[Saved entries]
▬▬▬▬▬▬▬▬▬▬

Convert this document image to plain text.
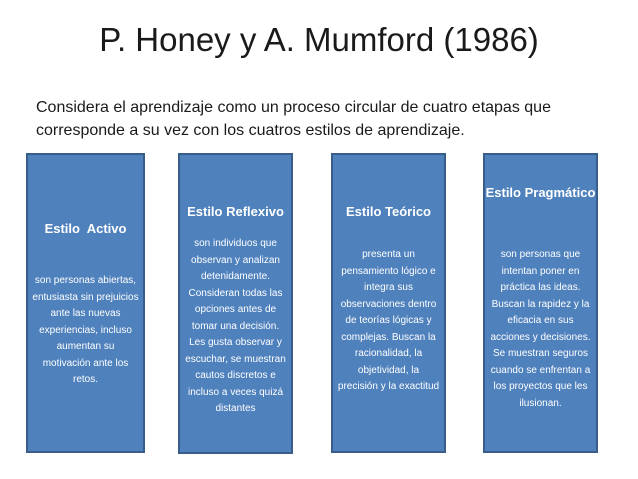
P. Honey y A. Mumford (1986)
Considera el aprendizaje como un proceso circular de cuatro etapas que corresponde a su vez con los cuatros estilos de aprendizaje.
Estilo  Activo
son personas abiertas, entusiasta sin prejuicios ante las nuevas experiencias, incluso aumentan su motivación ante los retos.
Estilo Reflexivo
son individuos que observan y analizan detenidamente. Consideran todas las opciones antes de tomar una decisión. Les gusta observar y escuchar, se muestran cautos discretos e incluso a veces quizá distantes
Estilo Teórico
presenta un pensamiento lógico e integra sus observaciones dentro de teorías lógicas y complejas. Buscan la racionalidad, la objetividad, la precisión y la exactitud
Estilo Pragmático
son personas que intentan poner en práctica las ideas. Buscan la rapidez y la eficacia en sus acciones y decisiones. Se muestran seguros cuando se enfrentan a los proyectos que les ilusionan.
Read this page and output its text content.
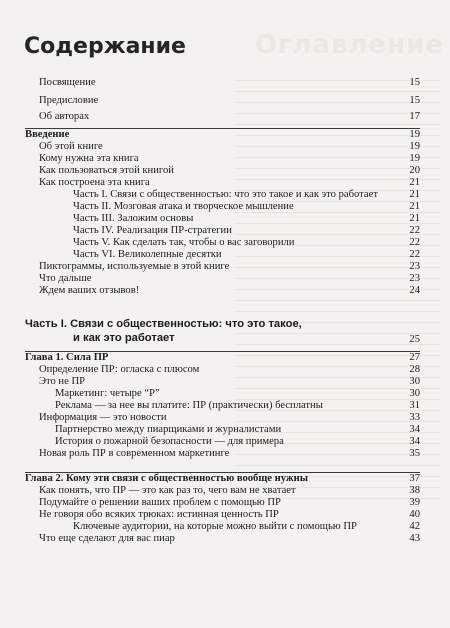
Оглавление
Содержание
Посвящение	15
Предисловие	15
Об авторах	17
Введение	19
Об этой книге	19
Кому нужна эта книга	19
Как пользоваться этой книгой	20
Как построена эта книга	21
Часть I. Связи с общественностью: что это такое и как это работает	21
Часть II. Мозговая атака и творческое мышление	21
Часть III. Заложим основы	21
Часть IV. Реализация ПР-стратегии	22
Часть V. Как сделать так, чтобы о вас заговорили	22
Часть VI. Великолепные десятки	22
Пиктограммы, используемые в этой книге	23
Что дальше	23
Ждем ваших отзывов!	24
Часть I. Связи с общественностью: что это такое,
и как это работает	25
Глава 1. Сила ПР	27
Определение ПР: оглаcка с плюсом	28
Это не ПР	30
Маркетинг: четыре “Р”	30
Реклама — за нее вы платите: ПР (практически) бесплатны	31
Информация — это новости	33
Партнерство между пиарщиками и журналистами	34
История о пожарной безопасности — для примера	34
Новая роль ПР в современном маркетинге	35
Глава 2. Кому эти связи с общественностью вообще нужны	37
Как понять, что ПР — это как раз то, чего вам не хватает	38
Подумайте о решении ваших проблем с помощью ПР	39
Не говоря обо всяких трюках: истинная ценность ПР	40
Ключевые аудитории, на которые можно выйти с помощью ПР	42
Что еще сделают для вас пиар	43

▬▬▬▬▬▬▬▬▬▬

→ Problem to work on: Each entry shown above must be quoted exactly, with its pictures left out.

→ Task output:
Convert this document image to plain text.
P. Honey y A. Mumford (1986)
Considera el aprendizaje como un proceso circular de cuatro etapas que corresponde a su vez con los cuatros estilos de aprendizaje.
Estilo  Activo
son personas abiertas, entusiasta sin prejuicios ante las nuevas experiencias, incluso aumentan su motivación ante los retos.
Estilo Reflexivo
son individuos que observan y analizan detenidamente. Consideran todas las opciones antes de tomar una decisión. Les gusta observar y escuchar, se muestran cautos discretos e incluso a veces quizá distantes
Estilo Teórico
presenta un pensamiento lógico e integra sus observaciones dentro de teorías lógicas y complejas. Buscan la racionalidad, la objetividad, la precisión y la exactitud
Estilo Pragmático
son personas que intentan poner en práctica las ideas. Buscan la rapidez y la eficacia en sus acciones y decisiones. Se muestran seguros cuando se enfrentan a los proyectos que les ilusionan.
Read this page and output its text content.
Оглавление
Содержание
Посвящение	15
Предисловие	15
Об авторах	17
Введение	19
Об этой книге	19
Кому нужна эта книга	19
Как пользоваться этой книгой	20
Как построена эта книга	21
Часть I. Связи с общественностью: что это такое и как это работает	21
Часть II. Мозговая атака и творческое мышление	21
Часть III. Заложим основы	21
Часть IV. Реализация ПР-стратегии	22
Часть V. Как сделать так, чтобы о вас заговорили	22
Часть VI. Великолепные десятки	22
Пиктограммы, используемые в этой книге	23
Что дальше	23
Ждем ваших отзывов!	24
Часть I. Связи с общественностью: что это такое,
и как это работает	25
Глава 1. Сила ПР	27
Определение ПР: оглаcка с плюсом	28
Это не ПР	30
Маркетинг: четыре “Р”	30
Реклама — за нее вы платите: ПР (практически) бесплатны	31
Информация — это новости	33
Партнерство между пиарщиками и журналистами	34
История о пожарной безопасности — для примера	34
Новая роль ПР в современном маркетинге	35
Глава 2. Кому эти связи с общественностью вообще нужны	37
Как понять, что ПР — это как раз то, чего вам не хватает	38
Подумайте о решении ваших проблем с помощью ПР	39
Не говоря обо всяких трюках: истинная ценность ПР	40
Ключевые аудитории, на которые можно выйти с помощью ПР	42
Что еще сделают для вас пиар	43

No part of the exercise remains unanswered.